:: Exercise data ::
☆ ☆ ☆ ☆ ☆ ☆ ☆
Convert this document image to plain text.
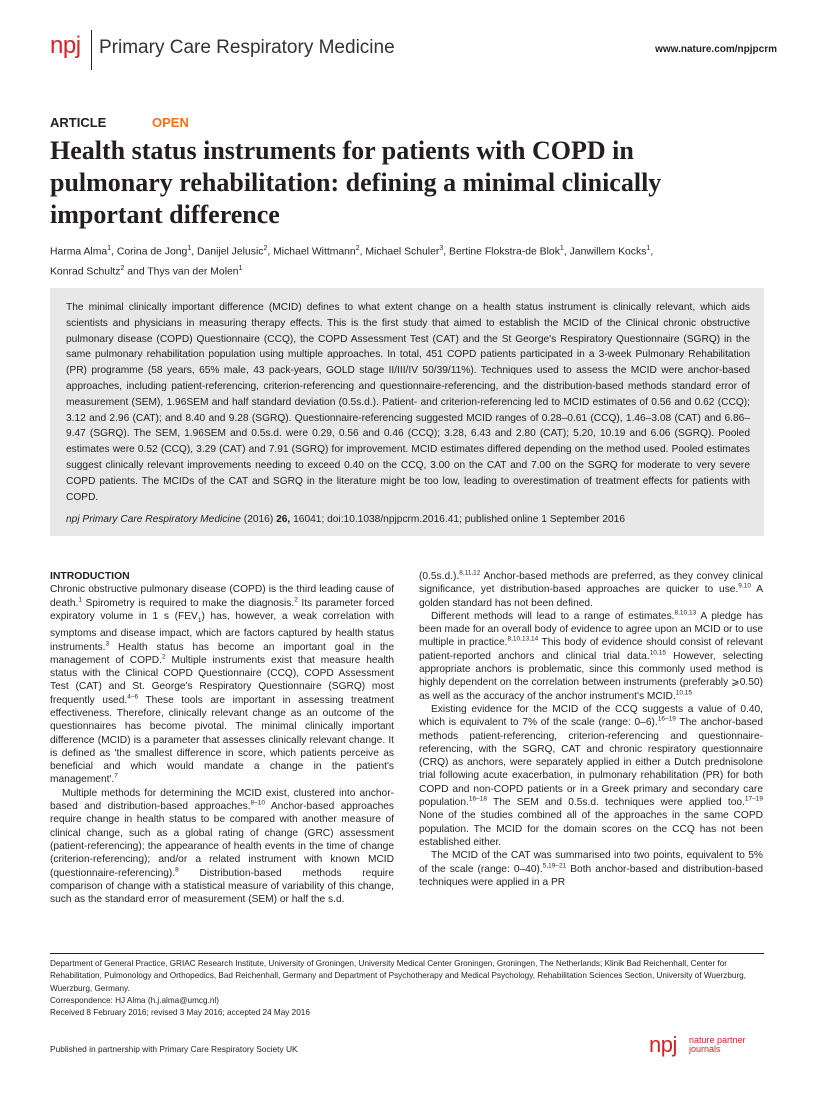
npj Primary Care Respiratory Medicine	www.nature.com/npjpcrm
ARTICLE	OPEN
Health status instruments for patients with COPD in pulmonary rehabilitation: defining a minimal clinically important difference
Harma Alma$^1$, Corina de Jong$^1$, Danijel Jelusic$^2$, Michael Wittmann$^2$, Michael Schuler$^3$, Bertine Flokstra-de Blok$^1$, Janwillem Kocks$^1$,
Konrad Schultz$^2$ and Thys van der Molen$^1$

The minimal clinically important difference (MCID) defines to what extent change on a health status instrument is clinically relevant, which aids scientists and physicians in measuring therapy effects. This is the first study that aimed to establish the MCID of the Clinical chronic obstructive pulmonary disease (COPD) Questionnaire (CCQ), the COPD Assessment Test (CAT) and the St George's Respiratory Questionnaire (SGRQ) in the same pulmonary rehabilitation population using multiple approaches. In total, 451 COPD patients participated in a 3-week Pulmonary Rehabilitation (PR) programme (58 years, 65% male, 43 pack-years, GOLD stage II/III/IV 50/39/11%). Techniques used to assess the MCID were anchor-based approaches, including patient-referencing, criterion-referencing and questionnaire-referencing, and the distribution-based methods standard error of measurement (SEM), 1.96SEM and half standard deviation (0.5s.d.). Patient- and criterion-referencing led to MCID estimates of 0.56 and 0.62 (CCQ); 3.12 and 2.96 (CAT); and 8.40 and 9.28 (SGRQ). Questionnaire-referencing suggested MCID ranges of 0.28–0.61 (CCQ), 1.46–3.08 (CAT) and 6.86–9.47 (SGRQ). The SEM, 1.96SEM and 0.5s.d. were 0.29, 0.56 and 0.46 (CCQ); 3.28, 6.43 and 2.80 (CAT); 5.20, 10.19 and 6.06 (SGRQ). Pooled estimates were 0.52 (CCQ), 3.29 (CAT) and 7.91 (SGRQ) for improvement. MCID estimates differed depending on the method used. Pooled estimates suggest clinically relevant improvements needing to exceed 0.40 on the CCQ, 3.00 on the CAT and 7.00 on the SGRQ for moderate to very severe COPD patients. The MCIDs of the CAT and SGRQ in the literature might be too low, leading to overestimation of treatment effects for patients with COPD.

npj Primary Care Respiratory Medicine (2016) 26, 16041; doi:10.1038/npjpcrm.2016.41; published online 1 September 2016

INTRODUCTION

Chronic obstructive pulmonary disease (COPD) is the third leading cause of death.$^1$ Spirometry is required to make the diagnosis.$^2$ Its parameter forced expiratory volume in 1 s $(FEV_1)$ has, however, a weak correlation with symptoms and disease impact, which are factors captured by health status instruments.$^3$ Health status has become an important goal in the management of COPD.$^2$ Multiple instruments exist that measure health status with the Clinical COPD Questionnaire (CCQ), COPD Assessment Test (CAT) and St. George's Respiratory Questionnaire (SGRQ) most frequently used.$^{4-6}$ These tools are important in assessing treatment effectiveness. Therefore, clinically relevant change as an outcome of the questionnaires has become pivotal. The minimal clinically important difference (MCID) is a parameter that assesses clinically relevant change. It is defined as 'the smallest difference in score, which patients perceive as beneficial and which would mandate a change in the patient's management'.$^7$

Multiple methods for determining the MCID exist, clustered into anchor-based and distribution-based approaches.$^{8-10}$ Anchor-based approaches require change in health status to be compared with another measure of clinical change, such as a global rating of change (GRC) assessment (patient-referencing); the appearance of health events in the time of change (criterion-referencing); and/or a related instrument with known MCID (questionnaire-referencing).$^8$ Distribution-based methods require comparison of change with a statistical measure of variability of this change, such as the standard error of measurement (SEM) or half the s.d.

(0.5s.d.).$^{8,11,12}$ Anchor-based methods are preferred, as they convey clinical significance, yet distribution-based approaches are quicker to use.$^{9,10}$ A golden standard has not been defined.

Different methods will lead to a range of estimates.$^{8,10,13}$ A pledge has been made for an overall body of evidence to agree upon an MCID or to use multiple in practice.$^{8,10,13,14}$ This body of evidence should consist of relevant patient-reported anchors and clinical trial data.$^{10,15}$ However, selecting appropriate anchors is problematic, since this commonly used method is highly dependent on the correlation between instruments (preferably ⩾0.50) as well as the accuracy of the anchor instrument's MCID.$^{10,15}$

Existing evidence for the MCID of the CCQ suggests a value of 0.40, which is equivalent to 7% of the scale (range: 0–6).$^{16-19}$ The anchor-based methods patient-referencing, criterion-referencing and questionnaire-referencing, with the SGRQ, CAT and chronic respiratory questionnaire (CRQ) as anchors, were separately applied in either a Dutch prednisolone trial following acute exacerbation, in pulmonary rehabilitation (PR) for both COPD and non-COPD patients or in a Greek primary and secondary care population.$^{16-18}$ The SEM and 0.5s.d. techniques were applied too.$^{17-19}$ None of the studies combined all of the approaches in the same COPD population. The MCID for the domain scores on the CCQ has not been established either.

The MCID of the CAT was summarised into two points, equivalent to 5% of the scale (range: 0–40).$^{5,19-21}$ Both anchor-based and distribution-based techniques were applied in a PR

Department of General Practice, GRIAC Research Institute, University of Groningen, University Medical Center Groningen, Groningen, The Netherlands; Klinik Bad Reichenhall, Center for Rehabilitation, Pulmonology and Orthopedics, Bad Reichenhall, Germany and Department of Psychotherapy and Medical Psychology, Rehabilitation Sciences Section, University of Wuerzburg, Wuerzburg, Germany.

Correspondence: HJ Alma (h.j.alma@umcg.nl)

Received 8 February 2016; revised 3 May 2016; accepted 24 May 2016

Published in partnership with Primary Care Respiratory Society UK	npj nature partner
journals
☆ ☆ ☆ ☆ ☆ ☆ ☆
:: Task to carry out ::
If an entry contains an image, print the rest of that entry exactly and leave the image out.

:: Response box ::
Convert this document image to plain text.
npj Primary Care Respiratory Medicine	www.nature.com/npjpcrm
ARTICLE	OPEN
Health status instruments for patients with COPD in pulmonary rehabilitation: defining a minimal clinically important difference
Harma Alma$^1$, Corina de Jong$^1$, Danijel Jelusic$^2$, Michael Wittmann$^2$, Michael Schuler$^3$, Bertine Flokstra-de Blok$^1$, Janwillem Kocks$^1$,
Konrad Schultz$^2$ and Thys van der Molen$^1$

The minimal clinically important difference (MCID) defines to what extent change on a health status instrument is clinically relevant, which aids scientists and physicians in measuring therapy effects. This is the first study that aimed to establish the MCID of the Clinical chronic obstructive pulmonary disease (COPD) Questionnaire (CCQ), the COPD Assessment Test (CAT) and the St George's Respiratory Questionnaire (SGRQ) in the same pulmonary rehabilitation population using multiple approaches. In total, 451 COPD patients participated in a 3-week Pulmonary Rehabilitation (PR) programme (58 years, 65% male, 43 pack-years, GOLD stage II/III/IV 50/39/11%). Techniques used to assess the MCID were anchor-based approaches, including patient-referencing, criterion-referencing and questionnaire-referencing, and the distribution-based methods standard error of measurement (SEM), 1.96SEM and half standard deviation (0.5s.d.). Patient- and criterion-referencing led to MCID estimates of 0.56 and 0.62 (CCQ); 3.12 and 2.96 (CAT); and 8.40 and 9.28 (SGRQ). Questionnaire-referencing suggested MCID ranges of 0.28–0.61 (CCQ), 1.46–3.08 (CAT) and 6.86–9.47 (SGRQ). The SEM, 1.96SEM and 0.5s.d. were 0.29, 0.56 and 0.46 (CCQ); 3.28, 6.43 and 2.80 (CAT); 5.20, 10.19 and 6.06 (SGRQ). Pooled estimates were 0.52 (CCQ), 3.29 (CAT) and 7.91 (SGRQ) for improvement. MCID estimates differed depending on the method used. Pooled estimates suggest clinically relevant improvements needing to exceed 0.40 on the CCQ, 3.00 on the CAT and 7.00 on the SGRQ for moderate to very severe COPD patients. The MCIDs of the CAT and SGRQ in the literature might be too low, leading to overestimation of treatment effects for patients with COPD.

npj Primary Care Respiratory Medicine (2016) 26, 16041; doi:10.1038/npjpcrm.2016.41; published online 1 September 2016

INTRODUCTION

Chronic obstructive pulmonary disease (COPD) is the third leading cause of death.$^1$ Spirometry is required to make the diagnosis.$^2$ Its parameter forced expiratory volume in 1 s $(FEV_1)$ has, however, a weak correlation with symptoms and disease impact, which are factors captured by health status instruments.$^3$ Health status has become an important goal in the management of COPD.$^2$ Multiple instruments exist that measure health status with the Clinical COPD Questionnaire (CCQ), COPD Assessment Test (CAT) and St. George's Respiratory Questionnaire (SGRQ) most frequently used.$^{4-6}$ These tools are important in assessing treatment effectiveness. Therefore, clinically relevant change as an outcome of the questionnaires has become pivotal. The minimal clinically important difference (MCID) is a parameter that assesses clinically relevant change. It is defined as 'the smallest difference in score, which patients perceive as beneficial and which would mandate a change in the patient's management'.$^7$

Multiple methods for determining the MCID exist, clustered into anchor-based and distribution-based approaches.$^{8-10}$ Anchor-based approaches require change in health status to be compared with another measure of clinical change, such as a global rating of change (GRC) assessment (patient-referencing); the appearance of health events in the time of change (criterion-referencing); and/or a related instrument with known MCID (questionnaire-referencing).$^8$ Distribution-based methods require comparison of change with a statistical measure of variability of this change, such as the standard error of measurement (SEM) or half the s.d.

(0.5s.d.).$^{8,11,12}$ Anchor-based methods are preferred, as they convey clinical significance, yet distribution-based approaches are quicker to use.$^{9,10}$ A golden standard has not been defined.

Different methods will lead to a range of estimates.$^{8,10,13}$ A pledge has been made for an overall body of evidence to agree upon an MCID or to use multiple in practice.$^{8,10,13,14}$ This body of evidence should consist of relevant patient-reported anchors and clinical trial data.$^{10,15}$ However, selecting appropriate anchors is problematic, since this commonly used method is highly dependent on the correlation between instruments (preferably ⩾0.50) as well as the accuracy of the anchor instrument's MCID.$^{10,15}$

Existing evidence for the MCID of the CCQ suggests a value of 0.40, which is equivalent to 7% of the scale (range: 0–6).$^{16-19}$ The anchor-based methods patient-referencing, criterion-referencing and questionnaire-referencing, with the SGRQ, CAT and chronic respiratory questionnaire (CRQ) as anchors, were separately applied in either a Dutch prednisolone trial following acute exacerbation, in pulmonary rehabilitation (PR) for both COPD and non-COPD patients or in a Greek primary and secondary care population.$^{16-18}$ The SEM and 0.5s.d. techniques were applied too.$^{17-19}$ None of the studies combined all of the approaches in the same COPD population. The MCID for the domain scores on the CCQ has not been established either.

The MCID of the CAT was summarised into two points, equivalent to 5% of the scale (range: 0–40).$^{5,19-21}$ Both anchor-based and distribution-based techniques were applied in a PR

Department of General Practice, GRIAC Research Institute, University of Groningen, University Medical Center Groningen, Groningen, The Netherlands; Klinik Bad Reichenhall, Center for Rehabilitation, Pulmonology and Orthopedics, Bad Reichenhall, Germany and Department of Psychotherapy and Medical Psychology, Rehabilitation Sciences Section, University of Wuerzburg, Wuerzburg, Germany.

Correspondence: HJ Alma (h.j.alma@umcg.nl)

Received 8 February 2016; revised 3 May 2016; accepted 24 May 2016

Published in partnership with Primary Care Respiratory Society UK	npj nature partner
journals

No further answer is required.